What is required
From the listing below, pick out each line with the word "this".

>> start Exercise material

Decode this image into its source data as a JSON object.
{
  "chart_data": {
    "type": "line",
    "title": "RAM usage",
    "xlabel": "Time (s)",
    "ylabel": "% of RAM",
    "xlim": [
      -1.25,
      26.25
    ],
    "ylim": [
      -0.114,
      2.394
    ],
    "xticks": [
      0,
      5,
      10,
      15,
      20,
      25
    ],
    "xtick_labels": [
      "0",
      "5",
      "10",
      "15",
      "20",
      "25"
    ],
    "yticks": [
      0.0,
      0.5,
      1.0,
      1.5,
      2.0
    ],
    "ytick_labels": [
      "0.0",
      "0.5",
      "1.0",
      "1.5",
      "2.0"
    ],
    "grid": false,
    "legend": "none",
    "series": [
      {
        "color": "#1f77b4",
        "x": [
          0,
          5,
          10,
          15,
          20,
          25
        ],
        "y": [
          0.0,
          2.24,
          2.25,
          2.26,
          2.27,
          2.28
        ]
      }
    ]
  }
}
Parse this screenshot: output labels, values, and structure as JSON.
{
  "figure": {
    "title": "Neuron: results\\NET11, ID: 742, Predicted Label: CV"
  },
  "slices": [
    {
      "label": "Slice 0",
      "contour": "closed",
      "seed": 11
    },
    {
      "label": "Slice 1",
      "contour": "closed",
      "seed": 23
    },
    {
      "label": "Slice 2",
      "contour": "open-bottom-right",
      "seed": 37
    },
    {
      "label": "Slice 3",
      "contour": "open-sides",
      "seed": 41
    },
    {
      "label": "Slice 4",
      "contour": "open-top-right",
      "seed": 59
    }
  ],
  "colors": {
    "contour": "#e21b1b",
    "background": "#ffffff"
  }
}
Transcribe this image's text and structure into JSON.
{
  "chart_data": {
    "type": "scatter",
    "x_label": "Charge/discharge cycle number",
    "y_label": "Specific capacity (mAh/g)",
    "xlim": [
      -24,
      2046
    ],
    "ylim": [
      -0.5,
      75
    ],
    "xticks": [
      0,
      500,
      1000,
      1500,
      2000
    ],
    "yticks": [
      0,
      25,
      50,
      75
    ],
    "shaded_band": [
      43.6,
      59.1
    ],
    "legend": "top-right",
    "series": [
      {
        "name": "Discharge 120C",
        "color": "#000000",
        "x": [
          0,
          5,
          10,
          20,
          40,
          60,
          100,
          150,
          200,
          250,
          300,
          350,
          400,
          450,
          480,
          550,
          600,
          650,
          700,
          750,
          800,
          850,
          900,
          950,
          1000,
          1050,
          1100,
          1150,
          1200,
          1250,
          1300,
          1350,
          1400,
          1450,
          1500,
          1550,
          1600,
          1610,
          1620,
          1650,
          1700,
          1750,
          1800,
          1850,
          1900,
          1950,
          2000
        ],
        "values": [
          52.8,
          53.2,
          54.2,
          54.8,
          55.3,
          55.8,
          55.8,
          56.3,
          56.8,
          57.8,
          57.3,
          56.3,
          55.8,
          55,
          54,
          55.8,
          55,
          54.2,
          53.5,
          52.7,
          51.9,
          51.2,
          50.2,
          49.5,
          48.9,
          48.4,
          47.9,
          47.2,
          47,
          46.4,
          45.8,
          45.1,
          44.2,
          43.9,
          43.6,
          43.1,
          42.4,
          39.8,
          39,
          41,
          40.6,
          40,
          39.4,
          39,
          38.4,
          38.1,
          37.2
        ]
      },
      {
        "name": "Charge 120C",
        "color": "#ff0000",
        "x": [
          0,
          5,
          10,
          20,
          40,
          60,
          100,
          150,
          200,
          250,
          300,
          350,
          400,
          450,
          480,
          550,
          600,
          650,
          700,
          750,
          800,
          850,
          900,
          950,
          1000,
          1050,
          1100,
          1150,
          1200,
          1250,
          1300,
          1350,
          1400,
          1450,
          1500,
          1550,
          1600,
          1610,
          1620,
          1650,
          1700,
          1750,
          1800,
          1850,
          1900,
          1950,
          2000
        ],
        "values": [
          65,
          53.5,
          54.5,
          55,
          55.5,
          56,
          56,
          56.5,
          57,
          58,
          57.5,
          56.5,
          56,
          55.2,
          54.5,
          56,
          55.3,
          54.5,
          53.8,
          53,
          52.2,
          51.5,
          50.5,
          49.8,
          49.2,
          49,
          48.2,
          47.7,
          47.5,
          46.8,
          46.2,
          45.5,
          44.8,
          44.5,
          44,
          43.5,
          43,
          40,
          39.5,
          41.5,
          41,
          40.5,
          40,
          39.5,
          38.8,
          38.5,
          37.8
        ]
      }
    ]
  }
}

>> end Exercise material

Written solution
Decode this image into its source data as a JSON object.
Parse this screenshot: output labels, values, and structure as JSON.
Transcribe this image's text and structure into JSON.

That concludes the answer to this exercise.